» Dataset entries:

::::::::::

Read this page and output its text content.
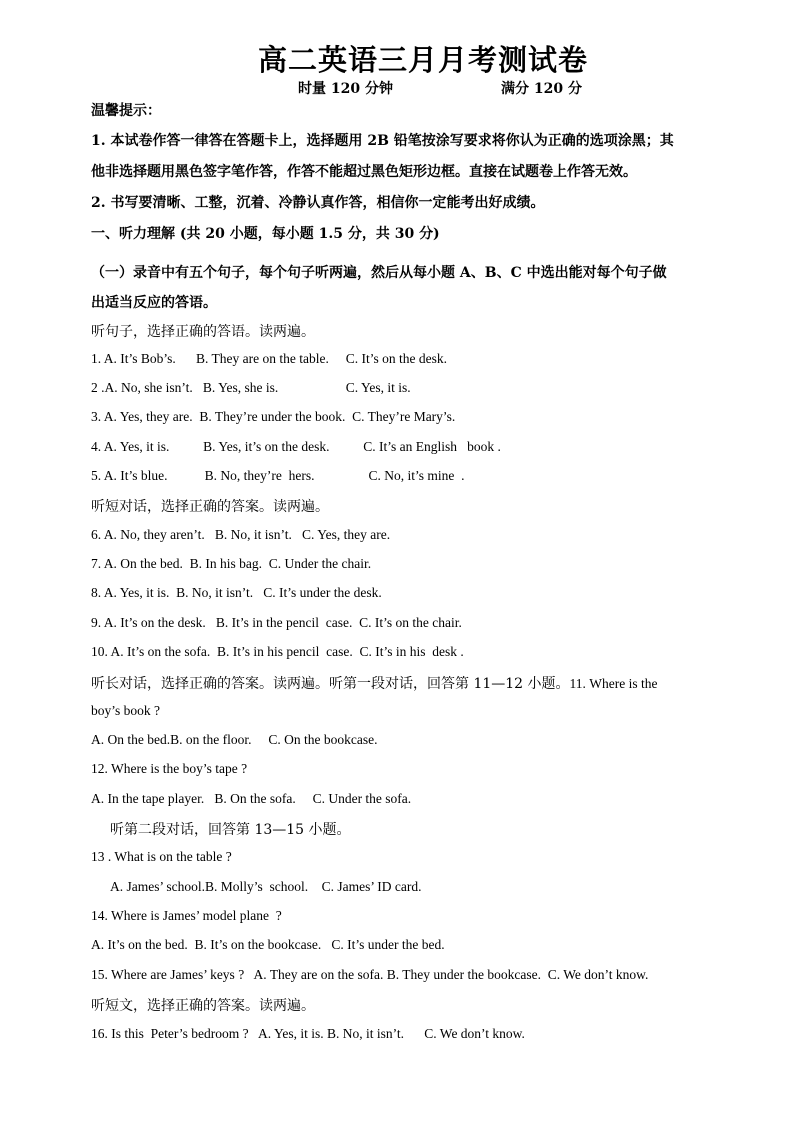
高二英语三月月考测试卷
时量 120 分钟	满分 120 分

温馨提示：

1. 本试卷作答一律答在答题卡上，选择题用 2B 铅笔按涂写要求将你认为正确的选项涂黑；其

他非选择题用黑色签字笔作答，作答不能超过黑色矩形边框。直接在试题卷上作答无效。

2. 书写要清晰、工整，沉着、冷静认真作答，相信你一定能考出好成绩。

一、听力理解 (共 20 小题，每小题 1.5 分，共 30 分)

（一）录音中有五个句子，每个句子听两遍，然后从每小题 A、B、C 中选出能对每个句子做

出适当反应的答语。

听句子，选择正确的答语。读两遍。

1. A. It’s Bob’s.      B. They are on the table.     C. It’s on the desk.

2 .A. No, she isn’t.   B. Yes, she is.                    C. Yes, it is.

3. A. Yes, they are.  B. They’re under the book.  C. They’re Mary’s.

4. A. Yes, it is.          B. Yes, it’s on the desk.          C. It’s an English   book .

5. A. It’s blue.           B. No, they’re  hers.                C. No, it’s mine  .

听短对话，选择正确的答案。读两遍。

6. A. No, they aren’t.   B. No, it isn’t.   C. Yes, they are.

7. A. On the bed.  B. In his bag.  C. Under the chair.

8. A. Yes, it is.  B. No, it isn’t.   C. It’s under the desk.

9. A. It’s on the desk.   B. It’s in the pencil  case.  C. It’s on the chair.

10. A. It’s on the sofa.  B. It’s in his pencil  case.  C. It’s in his  desk .

听长对话，选择正确的答案。读两遍。听第一段对话，回答第 11—12 小题。11. Where is the

boy’s book ?

A. On the bed.B. on the floor.     C. On the bookcase.

12. Where is the boy’s tape ?

A. In the tape player.   B. On the sofa.     C. Under the sofa.

听第二段对话，回答第 13—15 小题。

13 . What is on the table ?

A. James’ school.B. Molly’s  school.    C. James’ ID card.

14. Where is James’ model plane  ?

A. It’s on the bed.  B. It’s on the bookcase.   C. It’s under the bed.

15. Where are James’ keys ?   A. They are on the sofa. B. They under the bookcase.  C. We don’t know.

听短文，选择正确的答案。读两遍。

16. Is this  Peter’s bedroom ?   A. Yes, it is. B. No, it isn’t.      C. We don’t know.
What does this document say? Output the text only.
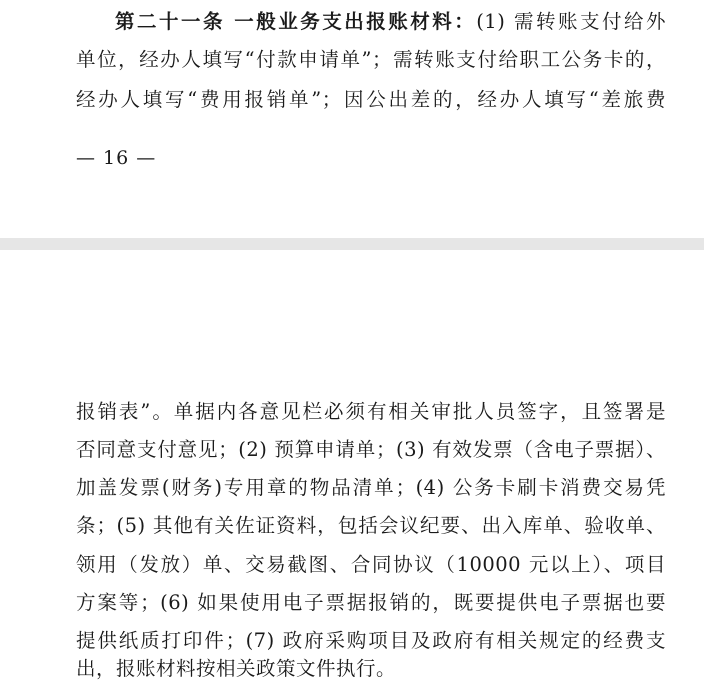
第二十一条 一般业务支出报账材料：(1) 需转账支付给外
单位，经办人填写“付款申请单”；需转账支付给职工公务卡的，
经办人填写“费用报销单”；因公出差的，经办人填写“差旅费
— 16 —
报销表”。单据内各意见栏必须有相关审批人员签字，且签署是
否同意支付意见；(2) 预算申请单；(3) 有效发票（含电子票据）、
加盖发票(财务)专用章的物品清单；(4) 公务卡刷卡消费交易凭
条；(5) 其他有关佐证资料，包括会议纪要、出入库单、验收单、
领用（发放）单、交易截图、合同协议（10000 元以上）、项目
方案等；(6) 如果使用电子票据报销的，既要提供电子票据也要
提供纸质打印件；(7) 政府采购项目及政府有相关规定的经费支
出，报账材料按相关政策文件执行。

::::::::::

» Aim of the exercise: Print all of the records shown above exactly, leaving out each picture.

» Reply to the exercise:
Read this page and output its text content.
高二英语三月月考测试卷
时量 120 分钟	满分 120 分

温馨提示：

1. 本试卷作答一律答在答题卡上，选择题用 2B 铅笔按涂写要求将你认为正确的选项涂黑；其

他非选择题用黑色签字笔作答，作答不能超过黑色矩形边框。直接在试题卷上作答无效。

2. 书写要清晰、工整，沉着、冷静认真作答，相信你一定能考出好成绩。

一、听力理解 (共 20 小题，每小题 1.5 分，共 30 分)

（一）录音中有五个句子，每个句子听两遍，然后从每小题 A、B、C 中选出能对每个句子做

出适当反应的答语。

听句子，选择正确的答语。读两遍。

1. A. It’s Bob’s.      B. They are on the table.     C. It’s on the desk.

2 .A. No, she isn’t.   B. Yes, she is.                    C. Yes, it is.

3. A. Yes, they are.  B. They’re under the book.  C. They’re Mary’s.

4. A. Yes, it is.          B. Yes, it’s on the desk.          C. It’s an English   book .

5. A. It’s blue.           B. No, they’re  hers.                C. No, it’s mine  .

听短对话，选择正确的答案。读两遍。

6. A. No, they aren’t.   B. No, it isn’t.   C. Yes, they are.

7. A. On the bed.  B. In his bag.  C. Under the chair.

8. A. Yes, it is.  B. No, it isn’t.   C. It’s under the desk.

9. A. It’s on the desk.   B. It’s in the pencil  case.  C. It’s on the chair.

10. A. It’s on the sofa.  B. It’s in his pencil  case.  C. It’s in his  desk .

听长对话，选择正确的答案。读两遍。听第一段对话，回答第 11—12 小题。11. Where is the

boy’s book ?

A. On the bed.B. on the floor.     C. On the bookcase.

12. Where is the boy’s tape ?

A. In the tape player.   B. On the sofa.     C. Under the sofa.

听第二段对话，回答第 13—15 小题。

13 . What is on the table ?

A. James’ school.B. Molly’s  school.    C. James’ ID card.

14. Where is James’ model plane  ?

A. It’s on the bed.  B. It’s on the bookcase.   C. It’s under the bed.

15. Where are James’ keys ?   A. They are on the sofa. B. They under the bookcase.  C. We don’t know.

听短文，选择正确的答案。读两遍。

16. Is this  Peter’s bedroom ?   A. Yes, it is. B. No, it isn’t.      C. We don’t know.
What does this document say? Output the text only.
第二十一条 一般业务支出报账材料：(1) 需转账支付给外
单位，经办人填写“付款申请单”；需转账支付给职工公务卡的，
经办人填写“费用报销单”；因公出差的，经办人填写“差旅费
— 16 —
报销表”。单据内各意见栏必须有相关审批人员签字，且签署是
否同意支付意见；(2) 预算申请单；(3) 有效发票（含电子票据）、
加盖发票(财务)专用章的物品清单；(4) 公务卡刷卡消费交易凭
条；(5) 其他有关佐证资料，包括会议纪要、出入库单、验收单、
领用（发放）单、交易截图、合同协议（10000 元以上）、项目
方案等；(6) 如果使用电子票据报销的，既要提供电子票据也要
提供纸质打印件；(7) 政府采购项目及政府有相关规定的经费支
出，报账材料按相关政策文件执行。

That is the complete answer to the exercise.